Set task →
Write out the listing below in full and exactly, leaving out every picture.

Data provided →
— begin —

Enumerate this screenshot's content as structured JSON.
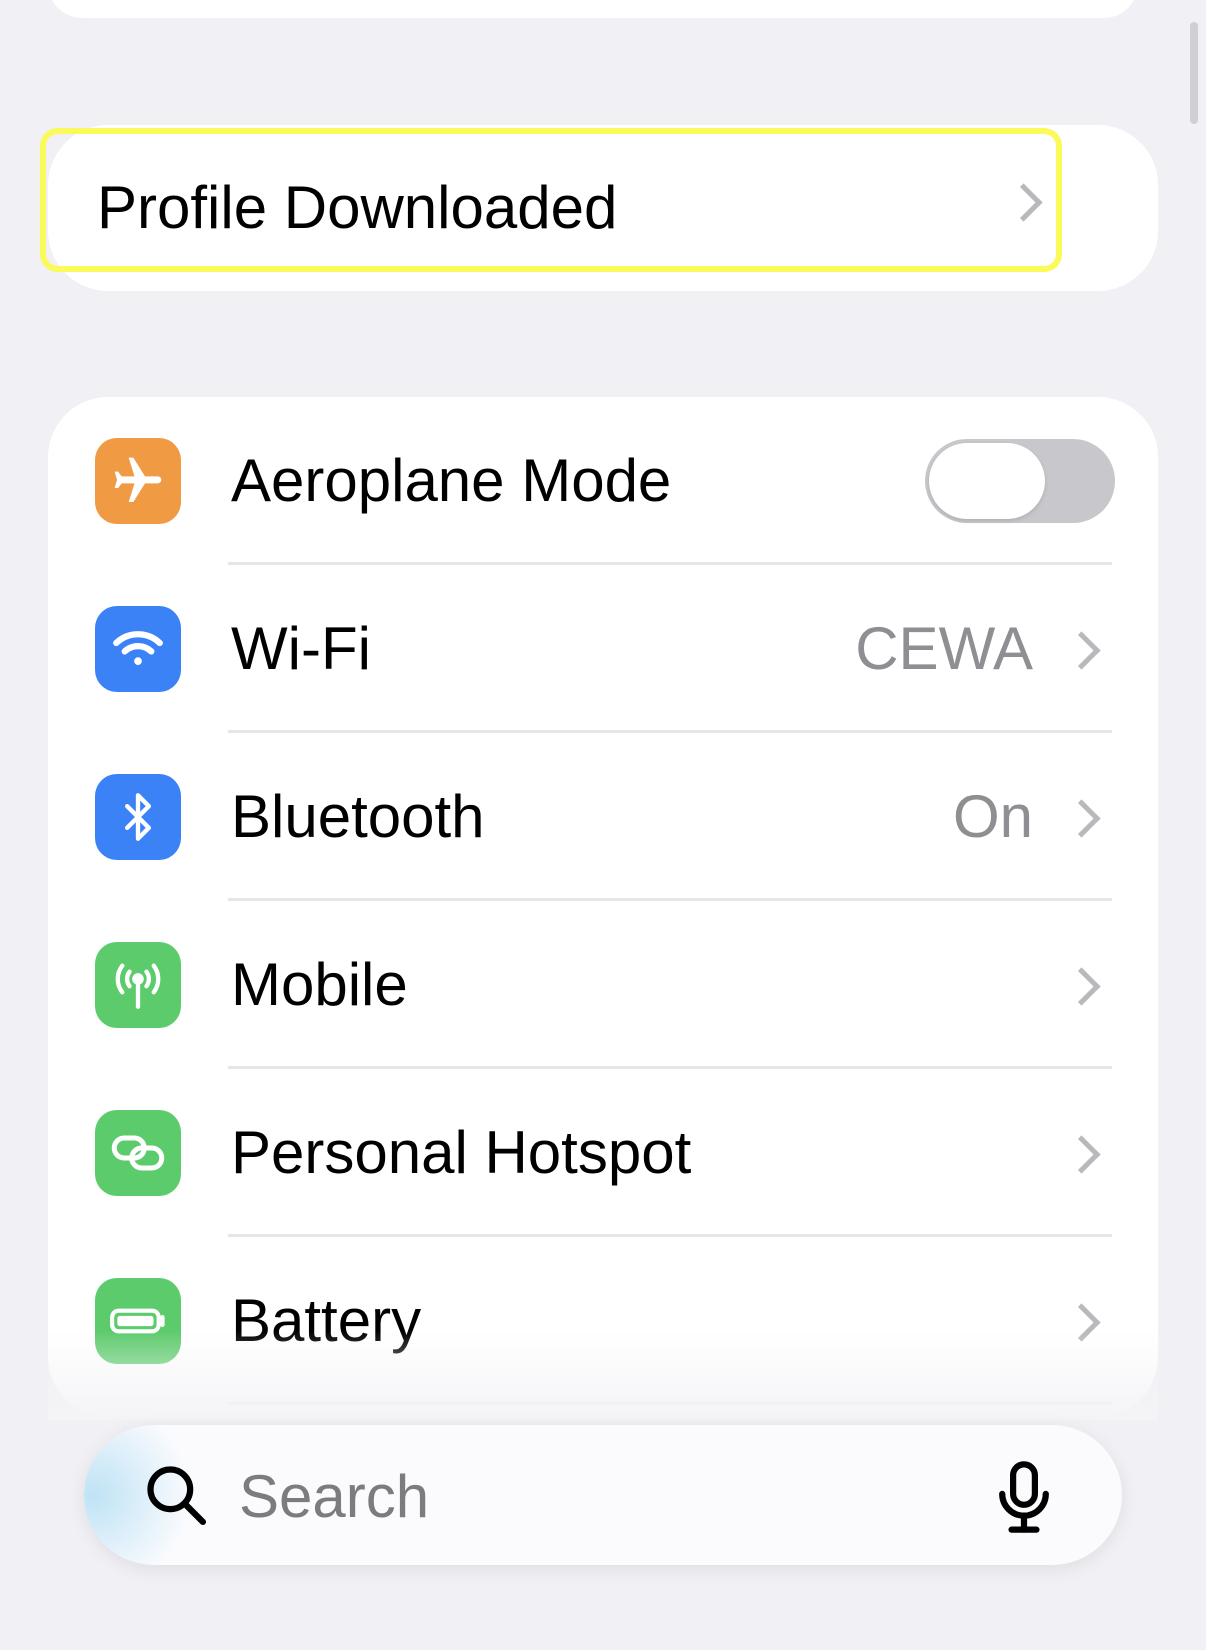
{
  "profile": {
    "label": "Profile Downloaded"
  },
  "settings": {
    "rows": [
      {
        "label": "Aeroplane Mode",
        "icon": "airplane-icon",
        "color": "#f09a43",
        "toggle": false
      },
      {
        "label": "Wi-Fi",
        "icon": "wifi-icon",
        "color": "#3b82f6",
        "value": "CEWA"
      },
      {
        "label": "Bluetooth",
        "icon": "bluetooth-icon",
        "color": "#3b82f6",
        "value": "On"
      },
      {
        "label": "Mobile",
        "icon": "antenna-icon",
        "color": "#5ccb6b"
      },
      {
        "label": "Personal Hotspot",
        "icon": "link-icon",
        "color": "#5ccb6b"
      },
      {
        "label": "Battery",
        "icon": "battery-icon",
        "color": "#5ccb6b"
      }
    ]
  },
  "search": {
    "placeholder": "Search"
  },
  "colors": {
    "accent_highlight": "#fafa5a",
    "toggle_off": "#c7c7cc",
    "secondary_text": "#8e8e93"
  }
}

— end —

Worked answer →
Enumerate this screenshot's content as structured JSON.
{
  "profile": {
    "label": "Profile Downloaded"
  },
  "settings": {
    "rows": [
      {
        "label": "Aeroplane Mode",
        "icon": "airplane-icon",
        "color": "#f09a43",
        "toggle": false
      },
      {
        "label": "Wi-Fi",
        "icon": "wifi-icon",
        "color": "#3b82f6",
        "value": "CEWA"
      },
      {
        "label": "Bluetooth",
        "icon": "bluetooth-icon",
        "color": "#3b82f6",
        "value": "On"
      },
      {
        "label": "Mobile",
        "icon": "antenna-icon",
        "color": "#5ccb6b"
      },
      {
        "label": "Personal Hotspot",
        "icon": "link-icon",
        "color": "#5ccb6b"
      },
      {
        "label": "Battery",
        "icon": "battery-icon",
        "color": "#5ccb6b"
      }
    ]
  },
  "search": {
    "placeholder": "Search"
  },
  "colors": {
    "accent_highlight": "#fafa5a",
    "toggle_off": "#c7c7cc",
    "secondary_text": "#8e8e93"
  }
}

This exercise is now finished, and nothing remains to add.